— Begin SUPPLIED ENTRIES —
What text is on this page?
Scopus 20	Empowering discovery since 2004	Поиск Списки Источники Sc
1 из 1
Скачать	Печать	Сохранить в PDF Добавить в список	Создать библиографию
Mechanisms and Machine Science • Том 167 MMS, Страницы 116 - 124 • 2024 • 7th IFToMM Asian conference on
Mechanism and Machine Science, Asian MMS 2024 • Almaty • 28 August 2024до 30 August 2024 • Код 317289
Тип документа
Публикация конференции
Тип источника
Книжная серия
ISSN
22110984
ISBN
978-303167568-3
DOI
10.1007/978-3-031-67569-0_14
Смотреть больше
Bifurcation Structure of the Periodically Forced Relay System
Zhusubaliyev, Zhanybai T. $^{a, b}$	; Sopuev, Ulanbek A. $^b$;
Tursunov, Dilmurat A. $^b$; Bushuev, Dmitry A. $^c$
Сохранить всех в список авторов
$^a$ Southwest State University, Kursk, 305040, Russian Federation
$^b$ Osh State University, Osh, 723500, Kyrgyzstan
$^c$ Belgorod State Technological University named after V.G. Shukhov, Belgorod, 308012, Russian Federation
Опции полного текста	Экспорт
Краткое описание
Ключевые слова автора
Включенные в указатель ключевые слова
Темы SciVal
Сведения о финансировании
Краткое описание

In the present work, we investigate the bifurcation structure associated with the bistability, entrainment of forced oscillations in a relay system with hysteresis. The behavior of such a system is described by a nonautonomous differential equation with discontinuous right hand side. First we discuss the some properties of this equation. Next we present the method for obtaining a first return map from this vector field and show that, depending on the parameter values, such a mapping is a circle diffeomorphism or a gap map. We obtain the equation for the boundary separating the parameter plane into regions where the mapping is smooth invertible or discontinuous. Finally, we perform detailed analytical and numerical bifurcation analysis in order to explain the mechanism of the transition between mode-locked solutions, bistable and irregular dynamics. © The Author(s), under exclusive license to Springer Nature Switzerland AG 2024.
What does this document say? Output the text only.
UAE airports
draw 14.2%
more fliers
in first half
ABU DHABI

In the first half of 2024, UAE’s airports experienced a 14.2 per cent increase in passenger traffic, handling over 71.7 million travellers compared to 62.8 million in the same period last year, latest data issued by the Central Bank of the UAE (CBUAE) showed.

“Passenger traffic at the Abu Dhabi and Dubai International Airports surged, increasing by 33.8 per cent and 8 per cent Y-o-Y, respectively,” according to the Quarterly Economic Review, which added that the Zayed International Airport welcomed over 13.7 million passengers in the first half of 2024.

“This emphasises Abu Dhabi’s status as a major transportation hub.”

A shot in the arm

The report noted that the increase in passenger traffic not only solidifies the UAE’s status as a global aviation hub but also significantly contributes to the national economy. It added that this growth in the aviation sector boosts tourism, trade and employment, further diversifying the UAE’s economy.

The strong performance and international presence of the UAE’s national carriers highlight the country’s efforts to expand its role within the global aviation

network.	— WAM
— End SUPPLIED ENTRIES —
** REQUIREMENT **
Copy only the stretch running from the line containing "What does this" to the final line of the entries, both ends included, exactly as it stands.

** EXERCISE OUTPUT **
What does this document say? Output the text only.
UAE airports
draw 14.2%
more fliers
in first half
ABU DHABI

In the first half of 2024, UAE’s airports experienced a 14.2 per cent increase in passenger traffic, handling over 71.7 million travellers compared to 62.8 million in the same period last year, latest data issued by the Central Bank of the UAE (CBUAE) showed.

“Passenger traffic at the Abu Dhabi and Dubai International Airports surged, increasing by 33.8 per cent and 8 per cent Y-o-Y, respectively,” according to the Quarterly Economic Review, which added that the Zayed International Airport welcomed over 13.7 million passengers in the first half of 2024.

“This emphasises Abu Dhabi’s status as a major transportation hub.”

A shot in the arm

The report noted that the increase in passenger traffic not only solidifies the UAE’s status as a global aviation hub but also significantly contributes to the national economy. It added that this growth in the aviation sector boosts tourism, trade and employment, further diversifying the UAE’s economy.

The strong performance and international presence of the UAE’s national carriers highlight the country’s efforts to expand its role within the global aviation

network.	— WAM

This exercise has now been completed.